-- DATA SHOWN start --

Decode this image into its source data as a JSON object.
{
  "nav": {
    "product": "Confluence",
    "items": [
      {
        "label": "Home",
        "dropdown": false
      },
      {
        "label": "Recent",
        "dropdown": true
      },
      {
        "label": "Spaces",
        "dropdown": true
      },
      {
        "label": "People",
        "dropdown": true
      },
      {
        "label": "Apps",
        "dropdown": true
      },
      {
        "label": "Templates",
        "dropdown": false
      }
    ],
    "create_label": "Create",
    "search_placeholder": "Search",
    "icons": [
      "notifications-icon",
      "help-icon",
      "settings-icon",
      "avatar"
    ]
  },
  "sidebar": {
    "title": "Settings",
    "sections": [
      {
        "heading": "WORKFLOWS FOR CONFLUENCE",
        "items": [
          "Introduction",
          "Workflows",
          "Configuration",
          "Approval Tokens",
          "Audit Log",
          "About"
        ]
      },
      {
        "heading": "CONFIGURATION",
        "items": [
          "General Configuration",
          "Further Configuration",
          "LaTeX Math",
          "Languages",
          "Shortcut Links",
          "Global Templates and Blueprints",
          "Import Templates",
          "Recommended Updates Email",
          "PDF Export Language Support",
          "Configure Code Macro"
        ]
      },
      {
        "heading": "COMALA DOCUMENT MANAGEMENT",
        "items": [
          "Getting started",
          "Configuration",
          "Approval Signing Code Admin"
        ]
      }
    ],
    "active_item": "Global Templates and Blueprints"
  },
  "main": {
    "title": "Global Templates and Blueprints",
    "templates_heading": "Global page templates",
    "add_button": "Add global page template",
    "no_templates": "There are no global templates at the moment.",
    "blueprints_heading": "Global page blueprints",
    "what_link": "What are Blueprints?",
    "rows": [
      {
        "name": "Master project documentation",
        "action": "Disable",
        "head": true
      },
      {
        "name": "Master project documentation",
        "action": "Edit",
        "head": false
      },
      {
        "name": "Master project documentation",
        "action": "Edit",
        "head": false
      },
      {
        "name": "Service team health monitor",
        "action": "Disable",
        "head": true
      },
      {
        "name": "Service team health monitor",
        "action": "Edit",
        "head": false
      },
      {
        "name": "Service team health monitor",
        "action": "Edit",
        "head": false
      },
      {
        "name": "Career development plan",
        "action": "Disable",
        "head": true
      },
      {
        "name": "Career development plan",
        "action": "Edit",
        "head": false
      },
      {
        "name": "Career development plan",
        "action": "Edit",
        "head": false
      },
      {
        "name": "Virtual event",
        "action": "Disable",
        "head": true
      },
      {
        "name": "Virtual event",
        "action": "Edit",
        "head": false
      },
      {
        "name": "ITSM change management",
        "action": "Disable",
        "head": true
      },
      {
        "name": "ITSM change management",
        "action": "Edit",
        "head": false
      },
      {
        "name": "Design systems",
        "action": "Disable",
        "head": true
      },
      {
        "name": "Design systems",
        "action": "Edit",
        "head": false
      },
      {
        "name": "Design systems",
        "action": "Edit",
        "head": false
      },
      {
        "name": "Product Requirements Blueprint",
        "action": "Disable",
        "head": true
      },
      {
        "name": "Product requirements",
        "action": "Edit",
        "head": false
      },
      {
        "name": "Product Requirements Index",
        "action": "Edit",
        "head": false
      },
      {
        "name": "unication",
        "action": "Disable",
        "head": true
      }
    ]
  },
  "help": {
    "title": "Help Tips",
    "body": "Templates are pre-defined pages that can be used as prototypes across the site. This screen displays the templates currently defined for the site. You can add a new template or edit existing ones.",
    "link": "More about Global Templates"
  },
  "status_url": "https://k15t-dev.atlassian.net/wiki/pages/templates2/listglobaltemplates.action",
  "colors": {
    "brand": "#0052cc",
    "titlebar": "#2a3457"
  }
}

-- DATA SHOWN end --

▶ _DIRECTIVE_:
Using the data above, repeat every line exactly.

▶ _RESPONSE TO THE TASK_:
Decode this image into its source data as a JSON object.
{
  "nav": {
    "product": "Confluence",
    "items": [
      {
        "label": "Home",
        "dropdown": false
      },
      {
        "label": "Recent",
        "dropdown": true
      },
      {
        "label": "Spaces",
        "dropdown": true
      },
      {
        "label": "People",
        "dropdown": true
      },
      {
        "label": "Apps",
        "dropdown": true
      },
      {
        "label": "Templates",
        "dropdown": false
      }
    ],
    "create_label": "Create",
    "search_placeholder": "Search",
    "icons": [
      "notifications-icon",
      "help-icon",
      "settings-icon",
      "avatar"
    ]
  },
  "sidebar": {
    "title": "Settings",
    "sections": [
      {
        "heading": "WORKFLOWS FOR CONFLUENCE",
        "items": [
          "Introduction",
          "Workflows",
          "Configuration",
          "Approval Tokens",
          "Audit Log",
          "About"
        ]
      },
      {
        "heading": "CONFIGURATION",
        "items": [
          "General Configuration",
          "Further Configuration",
          "LaTeX Math",
          "Languages",
          "Shortcut Links",
          "Global Templates and Blueprints",
          "Import Templates",
          "Recommended Updates Email",
          "PDF Export Language Support",
          "Configure Code Macro"
        ]
      },
      {
        "heading": "COMALA DOCUMENT MANAGEMENT",
        "items": [
          "Getting started",
          "Configuration",
          "Approval Signing Code Admin"
        ]
      }
    ],
    "active_item": "Global Templates and Blueprints"
  },
  "main": {
    "title": "Global Templates and Blueprints",
    "templates_heading": "Global page templates",
    "add_button": "Add global page template",
    "no_templates": "There are no global templates at the moment.",
    "blueprints_heading": "Global page blueprints",
    "what_link": "What are Blueprints?",
    "rows": [
      {
        "name": "Master project documentation",
        "action": "Disable",
        "head": true
      },
      {
        "name": "Master project documentation",
        "action": "Edit",
        "head": false
      },
      {
        "name": "Master project documentation",
        "action": "Edit",
        "head": false
      },
      {
        "name": "Service team health monitor",
        "action": "Disable",
        "head": true
      },
      {
        "name": "Service team health monitor",
        "action": "Edit",
        "head": false
      },
      {
        "name": "Service team health monitor",
        "action": "Edit",
        "head": false
      },
      {
        "name": "Career development plan",
        "action": "Disable",
        "head": true
      },
      {
        "name": "Career development plan",
        "action": "Edit",
        "head": false
      },
      {
        "name": "Career development plan",
        "action": "Edit",
        "head": false
      },
      {
        "name": "Virtual event",
        "action": "Disable",
        "head": true
      },
      {
        "name": "Virtual event",
        "action": "Edit",
        "head": false
      },
      {
        "name": "ITSM change management",
        "action": "Disable",
        "head": true
      },
      {
        "name": "ITSM change management",
        "action": "Edit",
        "head": false
      },
      {
        "name": "Design systems",
        "action": "Disable",
        "head": true
      },
      {
        "name": "Design systems",
        "action": "Edit",
        "head": false
      },
      {
        "name": "Design systems",
        "action": "Edit",
        "head": false
      },
      {
        "name": "Product Requirements Blueprint",
        "action": "Disable",
        "head": true
      },
      {
        "name": "Product requirements",
        "action": "Edit",
        "head": false
      },
      {
        "name": "Product Requirements Index",
        "action": "Edit",
        "head": false
      },
      {
        "name": "unication",
        "action": "Disable",
        "head": true
      }
    ]
  },
  "help": {
    "title": "Help Tips",
    "body": "Templates are pre-defined pages that can be used as prototypes across the site. This screen displays the templates currently defined for the site. You can add a new template or edit existing ones.",
    "link": "More about Global Templates"
  },
  "status_url": "https://k15t-dev.atlassian.net/wiki/pages/templates2/listglobaltemplates.action",
  "colors": {
    "brand": "#0052cc",
    "titlebar": "#2a3457"
  }
}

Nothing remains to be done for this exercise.